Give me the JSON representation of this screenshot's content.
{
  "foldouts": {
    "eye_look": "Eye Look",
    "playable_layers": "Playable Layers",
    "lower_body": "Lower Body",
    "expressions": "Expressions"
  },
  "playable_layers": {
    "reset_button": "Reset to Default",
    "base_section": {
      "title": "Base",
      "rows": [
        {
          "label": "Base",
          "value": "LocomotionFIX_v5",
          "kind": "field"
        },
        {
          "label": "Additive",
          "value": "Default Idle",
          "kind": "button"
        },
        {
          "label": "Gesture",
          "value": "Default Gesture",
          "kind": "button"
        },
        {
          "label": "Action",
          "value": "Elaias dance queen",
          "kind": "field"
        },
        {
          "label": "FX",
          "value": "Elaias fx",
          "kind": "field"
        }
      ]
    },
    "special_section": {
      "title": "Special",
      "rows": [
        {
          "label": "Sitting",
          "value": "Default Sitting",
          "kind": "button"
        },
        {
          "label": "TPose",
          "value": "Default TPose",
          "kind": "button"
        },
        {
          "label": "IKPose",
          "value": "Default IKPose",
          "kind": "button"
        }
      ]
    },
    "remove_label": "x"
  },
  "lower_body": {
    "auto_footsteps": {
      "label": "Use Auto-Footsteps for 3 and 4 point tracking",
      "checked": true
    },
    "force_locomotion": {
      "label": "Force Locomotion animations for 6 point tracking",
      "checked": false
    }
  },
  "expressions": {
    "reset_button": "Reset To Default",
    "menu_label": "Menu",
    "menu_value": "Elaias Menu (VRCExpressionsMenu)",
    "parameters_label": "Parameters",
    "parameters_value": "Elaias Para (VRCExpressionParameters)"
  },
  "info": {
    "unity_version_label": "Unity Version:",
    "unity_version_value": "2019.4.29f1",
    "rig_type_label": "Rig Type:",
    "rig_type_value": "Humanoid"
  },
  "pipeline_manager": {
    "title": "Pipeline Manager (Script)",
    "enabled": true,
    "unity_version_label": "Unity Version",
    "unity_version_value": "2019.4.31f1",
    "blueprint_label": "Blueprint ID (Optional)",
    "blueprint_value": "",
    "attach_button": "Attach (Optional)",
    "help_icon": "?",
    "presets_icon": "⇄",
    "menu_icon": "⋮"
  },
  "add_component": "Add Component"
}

## Task statement
Exactly reproduce all of the entries above.

## Solution to the problem
Give me the JSON representation of this screenshot's content.
{
  "foldouts": {
    "eye_look": "Eye Look",
    "playable_layers": "Playable Layers",
    "lower_body": "Lower Body",
    "expressions": "Expressions"
  },
  "playable_layers": {
    "reset_button": "Reset to Default",
    "base_section": {
      "title": "Base",
      "rows": [
        {
          "label": "Base",
          "value": "LocomotionFIX_v5",
          "kind": "field"
        },
        {
          "label": "Additive",
          "value": "Default Idle",
          "kind": "button"
        },
        {
          "label": "Gesture",
          "value": "Default Gesture",
          "kind": "button"
        },
        {
          "label": "Action",
          "value": "Elaias dance queen",
          "kind": "field"
        },
        {
          "label": "FX",
          "value": "Elaias fx",
          "kind": "field"
        }
      ]
    },
    "special_section": {
      "title": "Special",
      "rows": [
        {
          "label": "Sitting",
          "value": "Default Sitting",
          "kind": "button"
        },
        {
          "label": "TPose",
          "value": "Default TPose",
          "kind": "button"
        },
        {
          "label": "IKPose",
          "value": "Default IKPose",
          "kind": "button"
        }
      ]
    },
    "remove_label": "x"
  },
  "lower_body": {
    "auto_footsteps": {
      "label": "Use Auto-Footsteps for 3 and 4 point tracking",
      "checked": true
    },
    "force_locomotion": {
      "label": "Force Locomotion animations for 6 point tracking",
      "checked": false
    }
  },
  "expressions": {
    "reset_button": "Reset To Default",
    "menu_label": "Menu",
    "menu_value": "Elaias Menu (VRCExpressionsMenu)",
    "parameters_label": "Parameters",
    "parameters_value": "Elaias Para (VRCExpressionParameters)"
  },
  "info": {
    "unity_version_label": "Unity Version:",
    "unity_version_value": "2019.4.29f1",
    "rig_type_label": "Rig Type:",
    "rig_type_value": "Humanoid"
  },
  "pipeline_manager": {
    "title": "Pipeline Manager (Script)",
    "enabled": true,
    "unity_version_label": "Unity Version",
    "unity_version_value": "2019.4.31f1",
    "blueprint_label": "Blueprint ID (Optional)",
    "blueprint_value": "",
    "attach_button": "Attach (Optional)",
    "help_icon": "?",
    "presets_icon": "⇄",
    "menu_icon": "⋮"
  },
  "add_component": "Add Component"
}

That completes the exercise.